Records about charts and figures

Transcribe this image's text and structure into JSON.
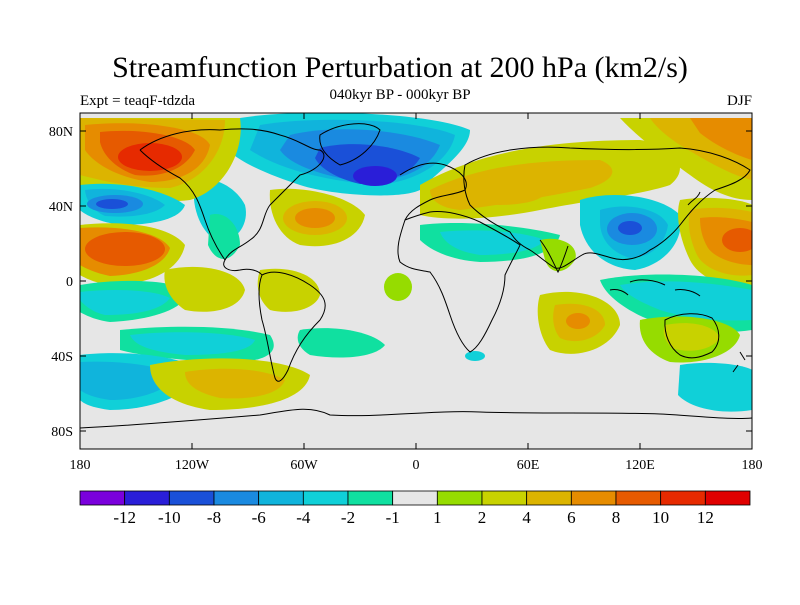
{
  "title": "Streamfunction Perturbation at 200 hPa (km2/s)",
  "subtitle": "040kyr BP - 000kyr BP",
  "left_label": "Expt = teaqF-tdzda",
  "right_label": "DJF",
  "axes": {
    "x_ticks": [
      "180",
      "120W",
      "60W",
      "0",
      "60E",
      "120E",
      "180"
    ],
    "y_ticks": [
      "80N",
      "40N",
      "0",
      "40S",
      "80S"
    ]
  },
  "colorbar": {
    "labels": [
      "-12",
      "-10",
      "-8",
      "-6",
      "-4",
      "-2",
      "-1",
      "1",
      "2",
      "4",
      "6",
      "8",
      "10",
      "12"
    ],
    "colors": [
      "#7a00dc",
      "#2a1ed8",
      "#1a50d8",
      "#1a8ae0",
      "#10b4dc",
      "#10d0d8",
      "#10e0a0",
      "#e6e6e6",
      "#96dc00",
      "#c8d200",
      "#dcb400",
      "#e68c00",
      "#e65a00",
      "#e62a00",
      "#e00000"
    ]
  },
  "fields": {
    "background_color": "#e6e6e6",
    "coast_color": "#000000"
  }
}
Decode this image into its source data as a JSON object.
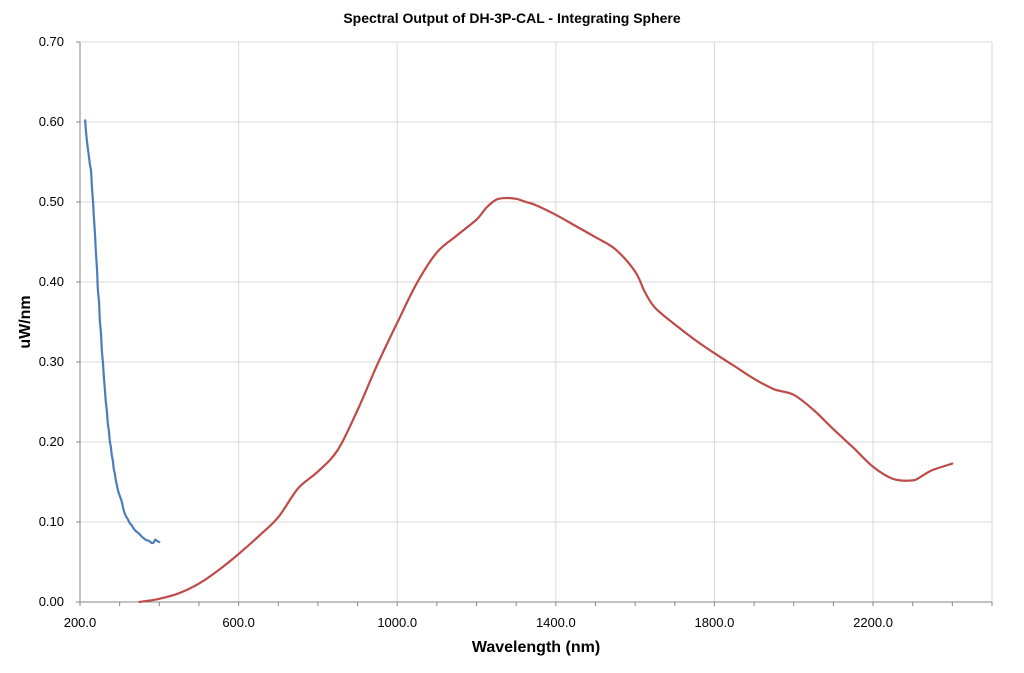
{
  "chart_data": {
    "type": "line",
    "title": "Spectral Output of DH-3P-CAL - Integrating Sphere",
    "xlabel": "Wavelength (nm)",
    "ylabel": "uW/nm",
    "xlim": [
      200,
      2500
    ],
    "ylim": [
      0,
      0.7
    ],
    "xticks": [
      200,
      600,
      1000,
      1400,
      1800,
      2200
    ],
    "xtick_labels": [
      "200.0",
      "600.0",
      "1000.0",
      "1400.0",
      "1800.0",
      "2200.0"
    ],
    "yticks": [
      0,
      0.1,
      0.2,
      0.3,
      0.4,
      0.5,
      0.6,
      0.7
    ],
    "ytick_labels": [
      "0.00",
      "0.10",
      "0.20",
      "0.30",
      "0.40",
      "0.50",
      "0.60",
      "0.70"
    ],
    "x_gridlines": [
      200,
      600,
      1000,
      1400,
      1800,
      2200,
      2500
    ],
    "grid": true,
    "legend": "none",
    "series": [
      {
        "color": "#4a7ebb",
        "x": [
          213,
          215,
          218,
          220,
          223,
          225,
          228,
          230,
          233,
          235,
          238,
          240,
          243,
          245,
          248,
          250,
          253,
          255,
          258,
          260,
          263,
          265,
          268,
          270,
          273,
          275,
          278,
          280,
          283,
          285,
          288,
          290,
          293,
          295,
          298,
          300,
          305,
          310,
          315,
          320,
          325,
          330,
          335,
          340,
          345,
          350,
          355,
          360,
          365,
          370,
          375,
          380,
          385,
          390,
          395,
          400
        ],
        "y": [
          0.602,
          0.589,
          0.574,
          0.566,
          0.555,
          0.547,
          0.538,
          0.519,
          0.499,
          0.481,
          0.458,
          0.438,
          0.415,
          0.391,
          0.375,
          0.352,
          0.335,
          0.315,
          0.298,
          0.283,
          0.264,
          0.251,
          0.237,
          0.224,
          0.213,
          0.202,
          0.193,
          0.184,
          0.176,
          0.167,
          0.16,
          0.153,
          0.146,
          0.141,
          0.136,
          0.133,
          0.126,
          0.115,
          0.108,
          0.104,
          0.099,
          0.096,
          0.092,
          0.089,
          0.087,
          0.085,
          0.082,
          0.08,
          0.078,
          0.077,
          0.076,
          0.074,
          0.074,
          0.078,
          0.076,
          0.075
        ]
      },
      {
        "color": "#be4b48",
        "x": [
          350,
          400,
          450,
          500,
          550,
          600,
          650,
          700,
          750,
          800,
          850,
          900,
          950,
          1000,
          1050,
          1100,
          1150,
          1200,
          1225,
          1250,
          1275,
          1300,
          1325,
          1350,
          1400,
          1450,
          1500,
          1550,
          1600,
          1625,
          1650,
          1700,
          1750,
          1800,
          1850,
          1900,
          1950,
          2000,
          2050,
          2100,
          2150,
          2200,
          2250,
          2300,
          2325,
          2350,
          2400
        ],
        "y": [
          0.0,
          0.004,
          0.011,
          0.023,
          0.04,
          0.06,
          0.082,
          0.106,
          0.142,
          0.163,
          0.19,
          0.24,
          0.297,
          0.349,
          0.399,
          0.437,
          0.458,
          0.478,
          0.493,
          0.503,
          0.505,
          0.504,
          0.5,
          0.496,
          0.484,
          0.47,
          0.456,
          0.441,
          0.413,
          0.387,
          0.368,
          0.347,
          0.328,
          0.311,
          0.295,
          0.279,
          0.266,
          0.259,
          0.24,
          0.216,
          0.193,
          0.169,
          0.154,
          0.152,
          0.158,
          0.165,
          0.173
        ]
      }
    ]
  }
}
---
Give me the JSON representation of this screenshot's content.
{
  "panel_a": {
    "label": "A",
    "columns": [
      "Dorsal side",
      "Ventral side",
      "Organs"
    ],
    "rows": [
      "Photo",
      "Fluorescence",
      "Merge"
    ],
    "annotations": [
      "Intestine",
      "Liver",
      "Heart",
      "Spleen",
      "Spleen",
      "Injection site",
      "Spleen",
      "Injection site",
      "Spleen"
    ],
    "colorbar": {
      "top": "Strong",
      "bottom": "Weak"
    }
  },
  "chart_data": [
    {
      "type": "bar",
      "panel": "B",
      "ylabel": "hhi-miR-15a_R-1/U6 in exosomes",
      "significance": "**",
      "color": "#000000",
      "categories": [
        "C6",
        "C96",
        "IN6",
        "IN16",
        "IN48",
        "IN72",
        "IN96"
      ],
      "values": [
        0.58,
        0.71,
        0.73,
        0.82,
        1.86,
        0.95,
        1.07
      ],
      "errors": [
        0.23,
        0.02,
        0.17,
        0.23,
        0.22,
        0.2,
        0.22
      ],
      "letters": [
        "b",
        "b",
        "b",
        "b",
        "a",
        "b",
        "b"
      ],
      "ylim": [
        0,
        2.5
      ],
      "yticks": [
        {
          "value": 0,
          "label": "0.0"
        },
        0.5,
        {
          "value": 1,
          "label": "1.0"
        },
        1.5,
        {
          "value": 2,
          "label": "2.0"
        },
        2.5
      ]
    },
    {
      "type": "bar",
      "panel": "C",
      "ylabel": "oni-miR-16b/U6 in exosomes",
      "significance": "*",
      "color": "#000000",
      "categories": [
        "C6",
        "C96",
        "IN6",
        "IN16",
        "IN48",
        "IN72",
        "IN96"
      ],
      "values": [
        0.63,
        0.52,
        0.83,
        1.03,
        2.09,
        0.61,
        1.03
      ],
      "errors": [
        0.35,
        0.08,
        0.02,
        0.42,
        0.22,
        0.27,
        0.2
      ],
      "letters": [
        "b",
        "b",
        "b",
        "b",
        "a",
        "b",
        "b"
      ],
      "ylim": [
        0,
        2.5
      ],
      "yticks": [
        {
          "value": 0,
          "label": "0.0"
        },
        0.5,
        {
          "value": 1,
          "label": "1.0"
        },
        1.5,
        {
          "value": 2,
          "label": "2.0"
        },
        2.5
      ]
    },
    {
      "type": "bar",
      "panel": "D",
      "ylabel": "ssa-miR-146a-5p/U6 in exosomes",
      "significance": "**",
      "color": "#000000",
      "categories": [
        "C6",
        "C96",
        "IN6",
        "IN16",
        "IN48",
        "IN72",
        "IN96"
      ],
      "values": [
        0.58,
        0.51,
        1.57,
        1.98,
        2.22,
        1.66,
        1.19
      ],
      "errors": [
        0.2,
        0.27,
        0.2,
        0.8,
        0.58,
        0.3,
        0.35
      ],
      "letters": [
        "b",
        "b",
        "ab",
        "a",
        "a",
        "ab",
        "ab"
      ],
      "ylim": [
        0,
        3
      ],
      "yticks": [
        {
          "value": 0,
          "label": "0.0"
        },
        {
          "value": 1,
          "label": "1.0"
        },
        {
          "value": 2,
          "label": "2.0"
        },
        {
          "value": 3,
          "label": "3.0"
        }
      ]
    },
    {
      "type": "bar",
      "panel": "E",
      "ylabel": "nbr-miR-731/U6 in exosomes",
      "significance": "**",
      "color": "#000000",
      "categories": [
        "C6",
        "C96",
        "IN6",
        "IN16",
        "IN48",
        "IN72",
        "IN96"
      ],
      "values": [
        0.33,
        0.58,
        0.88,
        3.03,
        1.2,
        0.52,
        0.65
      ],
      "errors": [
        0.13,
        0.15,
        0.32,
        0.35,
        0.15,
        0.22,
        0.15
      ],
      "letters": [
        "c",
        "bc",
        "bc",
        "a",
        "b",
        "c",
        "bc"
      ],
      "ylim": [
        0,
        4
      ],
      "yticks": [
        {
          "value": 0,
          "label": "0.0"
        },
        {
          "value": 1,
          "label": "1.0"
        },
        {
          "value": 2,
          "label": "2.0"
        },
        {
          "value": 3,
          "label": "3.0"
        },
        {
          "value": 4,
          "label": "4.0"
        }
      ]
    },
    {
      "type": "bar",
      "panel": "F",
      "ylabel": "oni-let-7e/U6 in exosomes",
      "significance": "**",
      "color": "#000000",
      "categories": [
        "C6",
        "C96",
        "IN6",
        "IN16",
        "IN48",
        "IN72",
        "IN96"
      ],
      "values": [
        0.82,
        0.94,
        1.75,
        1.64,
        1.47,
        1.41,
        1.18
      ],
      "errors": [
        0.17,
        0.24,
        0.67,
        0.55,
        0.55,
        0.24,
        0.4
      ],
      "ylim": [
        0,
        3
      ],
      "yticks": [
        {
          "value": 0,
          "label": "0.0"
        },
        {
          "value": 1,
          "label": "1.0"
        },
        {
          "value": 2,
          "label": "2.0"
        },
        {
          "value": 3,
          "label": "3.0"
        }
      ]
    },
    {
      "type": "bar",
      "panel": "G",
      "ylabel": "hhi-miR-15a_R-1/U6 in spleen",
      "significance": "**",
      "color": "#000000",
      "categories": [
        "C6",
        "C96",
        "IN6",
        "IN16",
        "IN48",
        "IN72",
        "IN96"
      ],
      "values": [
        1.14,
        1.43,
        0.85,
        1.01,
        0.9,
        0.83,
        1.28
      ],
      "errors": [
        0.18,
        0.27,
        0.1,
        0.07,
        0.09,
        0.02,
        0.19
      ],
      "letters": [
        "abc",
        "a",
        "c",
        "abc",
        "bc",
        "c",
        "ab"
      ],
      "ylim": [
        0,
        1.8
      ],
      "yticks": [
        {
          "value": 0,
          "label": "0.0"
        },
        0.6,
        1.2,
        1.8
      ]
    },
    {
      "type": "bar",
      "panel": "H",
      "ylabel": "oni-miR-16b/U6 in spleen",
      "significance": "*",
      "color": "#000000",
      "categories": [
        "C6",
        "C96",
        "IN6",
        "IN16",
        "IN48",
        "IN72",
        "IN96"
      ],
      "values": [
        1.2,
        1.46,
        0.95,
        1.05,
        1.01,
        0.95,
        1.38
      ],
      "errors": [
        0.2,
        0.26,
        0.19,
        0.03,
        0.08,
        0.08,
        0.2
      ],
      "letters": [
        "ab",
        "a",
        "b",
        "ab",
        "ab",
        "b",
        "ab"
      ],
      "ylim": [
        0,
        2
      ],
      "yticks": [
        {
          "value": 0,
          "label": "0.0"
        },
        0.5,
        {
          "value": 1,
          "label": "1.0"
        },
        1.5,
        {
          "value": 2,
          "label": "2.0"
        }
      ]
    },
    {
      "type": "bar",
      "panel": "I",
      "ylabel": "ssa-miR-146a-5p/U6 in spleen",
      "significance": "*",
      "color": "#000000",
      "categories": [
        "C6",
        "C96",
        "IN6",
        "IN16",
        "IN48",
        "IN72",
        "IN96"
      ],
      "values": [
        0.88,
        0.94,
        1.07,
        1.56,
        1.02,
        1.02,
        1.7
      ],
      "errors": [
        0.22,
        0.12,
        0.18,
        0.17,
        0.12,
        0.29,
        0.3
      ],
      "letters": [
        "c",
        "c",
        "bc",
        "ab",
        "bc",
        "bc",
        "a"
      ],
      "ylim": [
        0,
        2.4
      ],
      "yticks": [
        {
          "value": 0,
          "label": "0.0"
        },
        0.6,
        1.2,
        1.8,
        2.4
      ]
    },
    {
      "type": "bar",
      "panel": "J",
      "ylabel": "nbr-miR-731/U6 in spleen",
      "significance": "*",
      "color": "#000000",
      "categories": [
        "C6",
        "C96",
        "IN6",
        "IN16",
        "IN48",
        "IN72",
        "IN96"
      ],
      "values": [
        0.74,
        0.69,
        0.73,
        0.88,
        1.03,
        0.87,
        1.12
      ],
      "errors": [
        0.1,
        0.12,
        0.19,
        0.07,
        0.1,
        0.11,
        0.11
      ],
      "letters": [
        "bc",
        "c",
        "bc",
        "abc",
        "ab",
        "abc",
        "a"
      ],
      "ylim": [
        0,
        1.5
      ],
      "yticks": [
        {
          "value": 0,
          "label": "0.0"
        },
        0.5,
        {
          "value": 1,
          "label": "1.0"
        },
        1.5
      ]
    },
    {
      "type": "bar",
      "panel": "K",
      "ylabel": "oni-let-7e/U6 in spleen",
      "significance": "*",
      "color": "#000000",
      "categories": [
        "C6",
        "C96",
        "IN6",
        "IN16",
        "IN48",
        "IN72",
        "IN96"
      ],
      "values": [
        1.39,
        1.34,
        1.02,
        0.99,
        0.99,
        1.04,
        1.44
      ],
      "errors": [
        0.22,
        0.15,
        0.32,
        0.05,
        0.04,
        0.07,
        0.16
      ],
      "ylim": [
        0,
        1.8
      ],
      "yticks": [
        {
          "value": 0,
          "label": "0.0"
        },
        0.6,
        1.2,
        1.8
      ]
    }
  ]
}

Given problem>
Copy out all lines from the material above that contain the string "image".

Reply>
Transcribe this image's text and structure into JSON.
Decode this image into its source data as a JSON object.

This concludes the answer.